Where does the string "values" appear? Copy every line of the entries below that holds it.

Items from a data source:
********************
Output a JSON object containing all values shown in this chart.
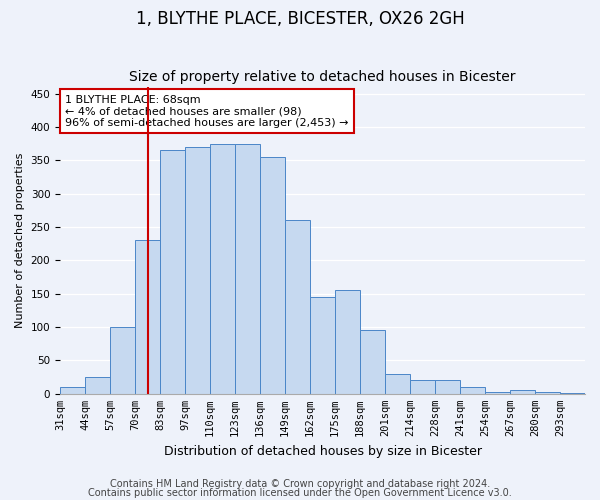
{
  "title1": "1, BLYTHE PLACE, BICESTER, OX26 2GH",
  "title2": "Size of property relative to detached houses in Bicester",
  "xlabel": "Distribution of detached houses by size in Bicester",
  "ylabel": "Number of detached properties",
  "categories": [
    "31sqm",
    "44sqm",
    "57sqm",
    "70sqm",
    "83sqm",
    "97sqm",
    "110sqm",
    "123sqm",
    "136sqm",
    "149sqm",
    "162sqm",
    "175sqm",
    "188sqm",
    "201sqm",
    "214sqm",
    "228sqm",
    "241sqm",
    "254sqm",
    "267sqm",
    "280sqm",
    "293sqm"
  ],
  "values": [
    10,
    25,
    100,
    230,
    365,
    370,
    375,
    375,
    355,
    260,
    145,
    155,
    95,
    30,
    20,
    20,
    10,
    3,
    5,
    2,
    1
  ],
  "bar_color": "#c6d9f0",
  "bar_edge_color": "#4a86c8",
  "vline_x": 3.5,
  "vline_color": "#cc0000",
  "annotation_text": "1 BLYTHE PLACE: 68sqm\n← 4% of detached houses are smaller (98)\n96% of semi-detached houses are larger (2,453) →",
  "annotation_box_color": "#ffffff",
  "annotation_box_edge_color": "#cc0000",
  "ylim": [
    0,
    460
  ],
  "yticks": [
    0,
    50,
    100,
    150,
    200,
    250,
    300,
    350,
    400,
    450
  ],
  "footer1": "Contains HM Land Registry data © Crown copyright and database right 2024.",
  "footer2": "Contains public sector information licensed under the Open Government Licence v3.0.",
  "background_color": "#eef2fa",
  "grid_color": "#ffffff",
  "title1_fontsize": 12,
  "title2_fontsize": 10,
  "xlabel_fontsize": 9,
  "ylabel_fontsize": 8,
  "tick_fontsize": 7.5,
  "annotation_fontsize": 8,
  "footer_fontsize": 7
}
********************
EXERCISE SOLUTION:
Output a JSON object containing all values shown in this chart.
  "values": [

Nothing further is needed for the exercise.